**** Quoted passage ****
Reexamination Certificate

active

06784330

ABSTRACT:

FIELD OF THE INVENTION
The present invention relates to a process for optimizing the value of natural gas.
BACKGROUND OF THE INVENTION
The present invention is directed to a process for converting gas resources in remote locations to fuels and petrochemicals. Although the operating cost for producing fuels and petrochemicals from remote natural gas is significantly lower than producing the same products from oil, high capital costs discourage such conversion of natural gas. Reducing such capital costs would provide an incentive for utilizing natural gas as a relatively inexpensive source of fuels and petrochemicals.
Natural gas is often co-produced with oil in remote offsite locations where reinjection of the gas is either expensive or not feasible. A desirable option for treating such gas is its conversion to methanol, using Fischer-Tropsch technology, which is simpler than gas liquefaction. Methanol can be produced at reasonable cost in plants ranging from 500 to 50,000 tons a day. While larger plants have a large cost advantage, small plants are nevertheless viable if the gas cost is sufficiently negative, e.g., reinjection of natural gas is too costly or impossible. Accordingly, it has been suggested as economically feasible to place methanol plants on barges for offshore producing locations.
**** Source excerpt ****
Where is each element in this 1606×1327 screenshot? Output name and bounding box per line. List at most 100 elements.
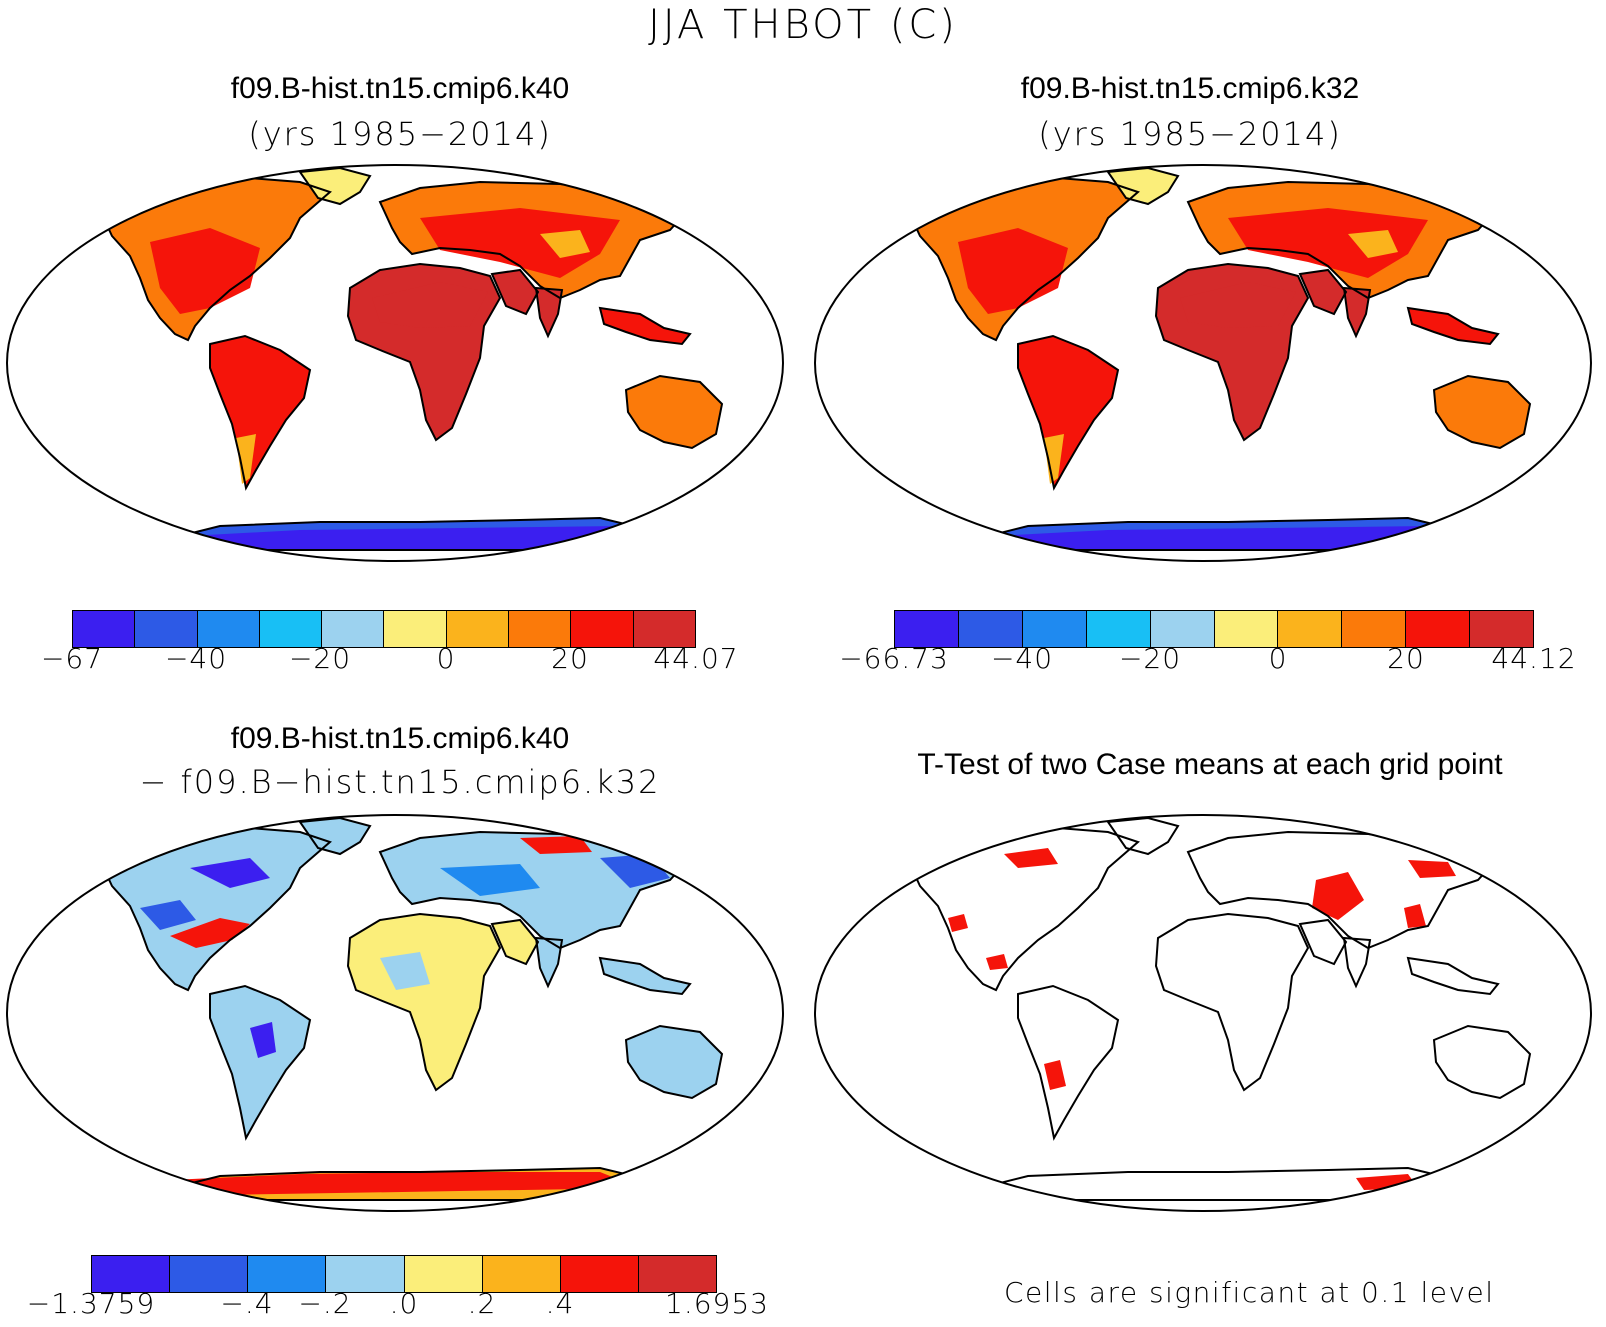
****
Requirements
A. Answer these questions from the natural gas passage, one per line:
(i) What discourages the conversion of natural gas to fuels and petrochemicals?
(ii) Within what range of daily output can methanol be produced at reasonable cost?
(iii) Where has it been suggested to place methanol plants for offshore producing locations?
B. Decide whether each statement agrees with the natural gas passage. Answer yes or no, and quote the deciding words.
(i) Producing fuels and petrochemicals from remote natural gas has a higher operating cost than producing them from oil.
(ii) Fischer-Tropsch technology is simpler than gas liquefaction.
(iii) Small methanol plants cannot be viable.

Responses per task
A.
(i) High capital costs.
(ii) From 500 to 50,000 tons a day.
(iii) On barges.

B.
(i) No: "significantly lower than producing the same products from oil"
(ii) Yes: "using Fischer-Tropsch technology, which is simpler than gas liquefaction"
(iii) No: "small plants are nevertheless viable if the gas cost is sufficiently negative"